> **SUPPLIED RECORDS**:
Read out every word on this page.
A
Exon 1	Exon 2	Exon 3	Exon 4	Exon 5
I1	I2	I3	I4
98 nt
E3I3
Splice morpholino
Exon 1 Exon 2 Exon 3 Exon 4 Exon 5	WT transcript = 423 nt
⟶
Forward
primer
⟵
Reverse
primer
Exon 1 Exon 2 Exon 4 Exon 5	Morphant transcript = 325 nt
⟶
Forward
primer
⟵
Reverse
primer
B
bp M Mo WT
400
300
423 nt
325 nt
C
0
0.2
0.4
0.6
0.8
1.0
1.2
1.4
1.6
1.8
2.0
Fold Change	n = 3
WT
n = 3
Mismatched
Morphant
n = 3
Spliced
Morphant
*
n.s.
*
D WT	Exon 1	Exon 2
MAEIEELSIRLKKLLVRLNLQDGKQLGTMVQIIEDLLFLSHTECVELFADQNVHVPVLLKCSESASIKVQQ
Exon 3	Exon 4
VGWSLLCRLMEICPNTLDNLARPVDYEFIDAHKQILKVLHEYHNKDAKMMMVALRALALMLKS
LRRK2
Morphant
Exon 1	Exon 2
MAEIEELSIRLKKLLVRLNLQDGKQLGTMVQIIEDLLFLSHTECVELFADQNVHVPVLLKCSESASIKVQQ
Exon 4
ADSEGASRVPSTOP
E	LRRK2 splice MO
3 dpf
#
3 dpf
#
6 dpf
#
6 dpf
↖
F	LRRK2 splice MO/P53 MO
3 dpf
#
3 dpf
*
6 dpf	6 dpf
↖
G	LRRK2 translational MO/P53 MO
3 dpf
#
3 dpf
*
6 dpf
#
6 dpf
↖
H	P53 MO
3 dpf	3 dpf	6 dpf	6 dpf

> **CHALLENGE**: Print the records above in full, exactly.

> **RESULT**:
Read out every word on this page.
A
Exon 1	Exon 2	Exon 3	Exon 4	Exon 5
I1	I2	I3	I4
98 nt
E3I3
Splice morpholino
Exon 1 Exon 2 Exon 3 Exon 4 Exon 5	WT transcript = 423 nt
⟶
Forward
primer
⟵
Reverse
primer
Exon 1 Exon 2 Exon 4 Exon 5	Morphant transcript = 325 nt
⟶
Forward
primer
⟵
Reverse
primer
B
bp M Mo WT
400
300
423 nt
325 nt
C
0
0.2
0.4
0.6
0.8
1.0
1.2
1.4
1.6
1.8
2.0
Fold Change	n = 3
WT
n = 3
Mismatched
Morphant
n = 3
Spliced
Morphant
*
n.s.
*
D WT	Exon 1	Exon 2
MAEIEELSIRLKKLLVRLNLQDGKQLGTMVQIIEDLLFLSHTECVELFADQNVHVPVLLKCSESASIKVQQ
Exon 3	Exon 4
VGWSLLCRLMEICPNTLDNLARPVDYEFIDAHKQILKVLHEYHNKDAKMMMVALRALALMLKS
LRRK2
Morphant
Exon 1	Exon 2
MAEIEELSIRLKKLLVRLNLQDGKQLGTMVQIIEDLLFLSHTECVELFADQNVHVPVLLKCSESASIKVQQ
Exon 4
ADSEGASRVPSTOP
E	LRRK2 splice MO
3 dpf
#
3 dpf
#
6 dpf
#
6 dpf
↖
F	LRRK2 splice MO/P53 MO
3 dpf
#
3 dpf
*
6 dpf	6 dpf
↖
G	LRRK2 translational MO/P53 MO
3 dpf
#
3 dpf
*
6 dpf
#
6 dpf
↖
H	P53 MO
3 dpf	3 dpf	6 dpf	6 dpf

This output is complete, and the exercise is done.